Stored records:
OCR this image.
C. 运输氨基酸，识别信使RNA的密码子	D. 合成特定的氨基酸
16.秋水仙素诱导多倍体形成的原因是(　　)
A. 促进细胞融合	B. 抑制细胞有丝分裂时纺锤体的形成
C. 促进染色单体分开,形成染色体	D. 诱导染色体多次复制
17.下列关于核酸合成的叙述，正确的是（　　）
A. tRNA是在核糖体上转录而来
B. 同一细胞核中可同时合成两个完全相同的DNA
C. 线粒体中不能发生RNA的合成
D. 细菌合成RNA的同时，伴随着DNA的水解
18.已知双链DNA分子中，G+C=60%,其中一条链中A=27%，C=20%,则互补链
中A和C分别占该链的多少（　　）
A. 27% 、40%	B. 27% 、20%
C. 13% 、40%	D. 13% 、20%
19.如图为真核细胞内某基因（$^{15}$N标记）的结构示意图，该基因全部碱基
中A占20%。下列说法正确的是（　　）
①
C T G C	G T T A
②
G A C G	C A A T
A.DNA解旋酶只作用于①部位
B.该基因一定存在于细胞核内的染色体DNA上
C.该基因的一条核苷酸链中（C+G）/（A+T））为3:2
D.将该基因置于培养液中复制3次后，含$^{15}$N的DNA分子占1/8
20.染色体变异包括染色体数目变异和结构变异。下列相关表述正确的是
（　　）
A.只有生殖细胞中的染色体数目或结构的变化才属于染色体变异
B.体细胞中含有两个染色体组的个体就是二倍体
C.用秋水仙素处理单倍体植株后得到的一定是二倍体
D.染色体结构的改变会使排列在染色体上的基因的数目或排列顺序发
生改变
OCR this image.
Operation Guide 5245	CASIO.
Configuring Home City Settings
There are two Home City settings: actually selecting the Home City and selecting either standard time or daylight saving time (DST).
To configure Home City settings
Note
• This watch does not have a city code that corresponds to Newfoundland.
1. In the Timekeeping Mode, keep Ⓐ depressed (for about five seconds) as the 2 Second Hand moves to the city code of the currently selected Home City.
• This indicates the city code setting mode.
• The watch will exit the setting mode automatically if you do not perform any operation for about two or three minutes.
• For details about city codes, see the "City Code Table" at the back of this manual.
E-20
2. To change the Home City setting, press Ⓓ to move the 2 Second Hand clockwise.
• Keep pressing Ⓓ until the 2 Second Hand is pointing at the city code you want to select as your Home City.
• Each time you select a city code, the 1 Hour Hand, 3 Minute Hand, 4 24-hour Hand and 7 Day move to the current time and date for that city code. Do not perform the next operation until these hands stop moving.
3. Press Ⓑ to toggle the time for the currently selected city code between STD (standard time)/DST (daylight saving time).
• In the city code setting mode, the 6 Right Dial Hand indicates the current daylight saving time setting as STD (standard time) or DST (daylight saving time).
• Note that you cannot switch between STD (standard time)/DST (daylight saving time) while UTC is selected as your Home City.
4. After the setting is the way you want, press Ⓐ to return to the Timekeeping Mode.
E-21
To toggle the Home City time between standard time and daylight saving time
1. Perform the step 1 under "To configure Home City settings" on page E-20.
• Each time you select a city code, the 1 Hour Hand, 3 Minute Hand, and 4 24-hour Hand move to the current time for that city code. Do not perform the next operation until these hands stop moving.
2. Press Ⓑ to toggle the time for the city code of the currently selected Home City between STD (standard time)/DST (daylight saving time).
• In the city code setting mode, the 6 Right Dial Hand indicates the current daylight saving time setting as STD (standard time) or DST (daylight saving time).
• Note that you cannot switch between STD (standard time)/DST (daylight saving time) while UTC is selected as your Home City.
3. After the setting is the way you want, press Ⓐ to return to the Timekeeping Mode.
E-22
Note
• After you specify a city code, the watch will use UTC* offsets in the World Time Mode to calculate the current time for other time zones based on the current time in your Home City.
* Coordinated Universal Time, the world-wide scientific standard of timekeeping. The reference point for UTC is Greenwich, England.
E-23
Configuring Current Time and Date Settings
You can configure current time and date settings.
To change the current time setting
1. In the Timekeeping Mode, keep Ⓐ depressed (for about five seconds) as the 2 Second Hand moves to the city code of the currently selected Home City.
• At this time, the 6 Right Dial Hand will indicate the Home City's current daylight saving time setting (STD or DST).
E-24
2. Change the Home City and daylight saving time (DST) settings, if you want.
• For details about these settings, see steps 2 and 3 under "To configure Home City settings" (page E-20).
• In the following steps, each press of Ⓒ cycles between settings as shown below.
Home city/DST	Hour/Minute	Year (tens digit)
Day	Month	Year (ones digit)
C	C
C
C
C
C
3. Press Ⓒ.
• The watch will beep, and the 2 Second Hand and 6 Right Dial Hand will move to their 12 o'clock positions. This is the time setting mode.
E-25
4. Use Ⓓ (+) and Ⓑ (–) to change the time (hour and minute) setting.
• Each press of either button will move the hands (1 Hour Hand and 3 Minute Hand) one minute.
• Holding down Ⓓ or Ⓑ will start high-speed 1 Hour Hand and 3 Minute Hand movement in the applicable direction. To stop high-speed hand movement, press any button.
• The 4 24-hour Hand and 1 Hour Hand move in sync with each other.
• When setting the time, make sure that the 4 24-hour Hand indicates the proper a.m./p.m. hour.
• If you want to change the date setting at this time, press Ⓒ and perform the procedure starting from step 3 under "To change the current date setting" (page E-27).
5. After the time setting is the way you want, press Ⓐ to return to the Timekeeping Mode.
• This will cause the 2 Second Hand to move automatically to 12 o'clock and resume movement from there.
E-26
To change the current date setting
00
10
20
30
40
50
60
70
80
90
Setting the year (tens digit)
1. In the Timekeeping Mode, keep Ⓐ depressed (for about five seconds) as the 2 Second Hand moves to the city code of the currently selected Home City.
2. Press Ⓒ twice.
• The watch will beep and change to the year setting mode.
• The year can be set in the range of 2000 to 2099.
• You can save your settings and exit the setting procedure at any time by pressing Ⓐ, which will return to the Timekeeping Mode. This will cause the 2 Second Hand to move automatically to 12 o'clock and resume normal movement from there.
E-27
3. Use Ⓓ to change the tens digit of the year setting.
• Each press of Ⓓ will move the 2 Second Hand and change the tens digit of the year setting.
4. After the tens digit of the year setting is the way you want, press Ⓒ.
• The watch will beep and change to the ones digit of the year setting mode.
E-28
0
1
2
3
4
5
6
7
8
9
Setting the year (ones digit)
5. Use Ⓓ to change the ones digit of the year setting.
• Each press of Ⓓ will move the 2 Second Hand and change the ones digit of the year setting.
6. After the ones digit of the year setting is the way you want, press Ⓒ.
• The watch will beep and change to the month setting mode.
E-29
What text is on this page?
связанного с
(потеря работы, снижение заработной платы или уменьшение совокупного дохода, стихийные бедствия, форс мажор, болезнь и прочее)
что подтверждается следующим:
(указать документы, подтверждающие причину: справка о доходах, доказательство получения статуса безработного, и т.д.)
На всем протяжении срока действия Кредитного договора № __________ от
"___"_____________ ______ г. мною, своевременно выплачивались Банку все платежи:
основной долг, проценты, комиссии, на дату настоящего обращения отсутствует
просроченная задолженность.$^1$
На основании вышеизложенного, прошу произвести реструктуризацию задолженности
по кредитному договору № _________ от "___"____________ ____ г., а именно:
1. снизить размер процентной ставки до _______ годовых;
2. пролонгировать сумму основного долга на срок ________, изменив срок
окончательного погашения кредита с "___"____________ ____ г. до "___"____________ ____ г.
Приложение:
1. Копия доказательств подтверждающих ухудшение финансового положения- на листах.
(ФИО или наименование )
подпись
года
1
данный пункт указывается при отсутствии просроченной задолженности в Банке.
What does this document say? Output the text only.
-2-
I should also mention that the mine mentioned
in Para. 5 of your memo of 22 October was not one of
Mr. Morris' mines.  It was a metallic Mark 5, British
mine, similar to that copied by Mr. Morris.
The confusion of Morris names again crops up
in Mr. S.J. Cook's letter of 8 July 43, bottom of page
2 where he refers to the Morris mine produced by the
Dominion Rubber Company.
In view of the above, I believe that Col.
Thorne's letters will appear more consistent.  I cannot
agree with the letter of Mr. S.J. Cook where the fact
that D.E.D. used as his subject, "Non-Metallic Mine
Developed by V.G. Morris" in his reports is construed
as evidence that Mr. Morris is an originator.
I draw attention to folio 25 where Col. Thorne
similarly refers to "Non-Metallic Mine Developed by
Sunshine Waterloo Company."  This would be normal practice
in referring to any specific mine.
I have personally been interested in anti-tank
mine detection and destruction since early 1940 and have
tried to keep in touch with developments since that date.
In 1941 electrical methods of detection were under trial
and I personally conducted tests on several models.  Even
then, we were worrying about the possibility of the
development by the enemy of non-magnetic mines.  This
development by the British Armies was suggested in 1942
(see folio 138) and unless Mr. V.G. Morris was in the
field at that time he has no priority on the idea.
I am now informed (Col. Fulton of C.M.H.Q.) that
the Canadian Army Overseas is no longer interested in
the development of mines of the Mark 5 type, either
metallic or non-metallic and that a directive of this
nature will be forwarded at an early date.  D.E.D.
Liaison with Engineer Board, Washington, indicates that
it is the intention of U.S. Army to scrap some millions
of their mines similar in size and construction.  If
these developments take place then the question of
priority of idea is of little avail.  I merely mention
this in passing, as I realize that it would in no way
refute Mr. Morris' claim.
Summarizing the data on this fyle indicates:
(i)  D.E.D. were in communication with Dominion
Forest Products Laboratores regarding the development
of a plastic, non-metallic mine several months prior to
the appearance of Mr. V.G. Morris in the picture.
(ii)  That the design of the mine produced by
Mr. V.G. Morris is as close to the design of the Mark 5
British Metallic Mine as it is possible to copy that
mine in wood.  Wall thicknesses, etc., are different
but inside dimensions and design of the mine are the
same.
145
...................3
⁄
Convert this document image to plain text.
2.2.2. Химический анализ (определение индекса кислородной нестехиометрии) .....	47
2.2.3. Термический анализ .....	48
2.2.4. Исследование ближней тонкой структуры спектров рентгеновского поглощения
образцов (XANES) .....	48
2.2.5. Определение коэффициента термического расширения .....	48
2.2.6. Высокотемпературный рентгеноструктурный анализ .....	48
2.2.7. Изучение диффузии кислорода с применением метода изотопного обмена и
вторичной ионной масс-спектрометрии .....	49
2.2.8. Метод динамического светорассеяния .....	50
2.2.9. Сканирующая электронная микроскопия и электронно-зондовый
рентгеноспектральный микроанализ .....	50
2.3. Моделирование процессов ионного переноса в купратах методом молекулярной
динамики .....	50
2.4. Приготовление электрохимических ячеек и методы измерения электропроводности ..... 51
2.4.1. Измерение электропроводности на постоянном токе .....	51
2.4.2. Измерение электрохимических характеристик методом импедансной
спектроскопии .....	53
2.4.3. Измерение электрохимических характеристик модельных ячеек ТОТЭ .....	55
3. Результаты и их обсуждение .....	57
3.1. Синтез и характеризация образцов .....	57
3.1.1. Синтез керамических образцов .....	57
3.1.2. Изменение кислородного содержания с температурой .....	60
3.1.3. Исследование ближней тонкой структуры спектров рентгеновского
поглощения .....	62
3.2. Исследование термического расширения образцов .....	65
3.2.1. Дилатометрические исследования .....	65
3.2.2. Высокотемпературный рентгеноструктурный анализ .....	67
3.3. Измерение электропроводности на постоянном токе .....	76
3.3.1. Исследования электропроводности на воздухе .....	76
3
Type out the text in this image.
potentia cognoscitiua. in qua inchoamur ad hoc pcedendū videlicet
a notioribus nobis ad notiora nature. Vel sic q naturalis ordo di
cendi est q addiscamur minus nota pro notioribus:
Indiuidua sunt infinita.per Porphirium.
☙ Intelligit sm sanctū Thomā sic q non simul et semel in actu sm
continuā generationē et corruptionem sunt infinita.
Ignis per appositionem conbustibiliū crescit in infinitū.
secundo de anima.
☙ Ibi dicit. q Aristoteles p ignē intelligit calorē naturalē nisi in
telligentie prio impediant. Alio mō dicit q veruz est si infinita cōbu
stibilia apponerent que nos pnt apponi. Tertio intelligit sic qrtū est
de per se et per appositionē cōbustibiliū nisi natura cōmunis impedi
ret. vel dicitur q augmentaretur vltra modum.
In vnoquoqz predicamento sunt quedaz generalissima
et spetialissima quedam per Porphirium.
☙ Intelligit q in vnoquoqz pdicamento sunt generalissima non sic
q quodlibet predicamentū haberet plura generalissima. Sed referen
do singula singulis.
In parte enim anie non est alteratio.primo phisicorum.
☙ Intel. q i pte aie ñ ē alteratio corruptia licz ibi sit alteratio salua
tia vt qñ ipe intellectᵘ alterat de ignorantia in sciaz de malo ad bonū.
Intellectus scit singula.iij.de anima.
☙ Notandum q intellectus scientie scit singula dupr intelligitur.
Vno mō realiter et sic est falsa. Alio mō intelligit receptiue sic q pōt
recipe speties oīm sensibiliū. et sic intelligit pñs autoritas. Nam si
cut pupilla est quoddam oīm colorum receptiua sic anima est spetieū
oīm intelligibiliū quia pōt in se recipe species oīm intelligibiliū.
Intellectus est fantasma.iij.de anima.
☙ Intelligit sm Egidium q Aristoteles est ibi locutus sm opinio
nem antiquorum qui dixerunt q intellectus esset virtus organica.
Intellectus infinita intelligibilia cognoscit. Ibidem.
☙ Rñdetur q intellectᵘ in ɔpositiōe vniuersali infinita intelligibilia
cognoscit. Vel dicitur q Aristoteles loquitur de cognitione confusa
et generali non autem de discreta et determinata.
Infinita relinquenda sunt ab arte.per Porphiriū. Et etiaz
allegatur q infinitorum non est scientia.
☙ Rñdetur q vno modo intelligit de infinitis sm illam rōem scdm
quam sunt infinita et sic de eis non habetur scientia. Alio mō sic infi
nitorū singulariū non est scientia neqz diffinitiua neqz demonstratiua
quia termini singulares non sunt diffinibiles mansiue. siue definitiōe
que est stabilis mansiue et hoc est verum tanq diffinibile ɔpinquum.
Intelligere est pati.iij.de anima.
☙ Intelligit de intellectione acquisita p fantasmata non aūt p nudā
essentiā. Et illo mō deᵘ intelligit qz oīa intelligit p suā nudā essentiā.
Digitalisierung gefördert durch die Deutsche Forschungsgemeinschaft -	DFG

What needs to be done:
Locate the word "produced" in the records and collect each line it appears in.

Answer for this exercise:
2 where he refers to the Morris mine produced by the
(ii)  That the design of the mine produced by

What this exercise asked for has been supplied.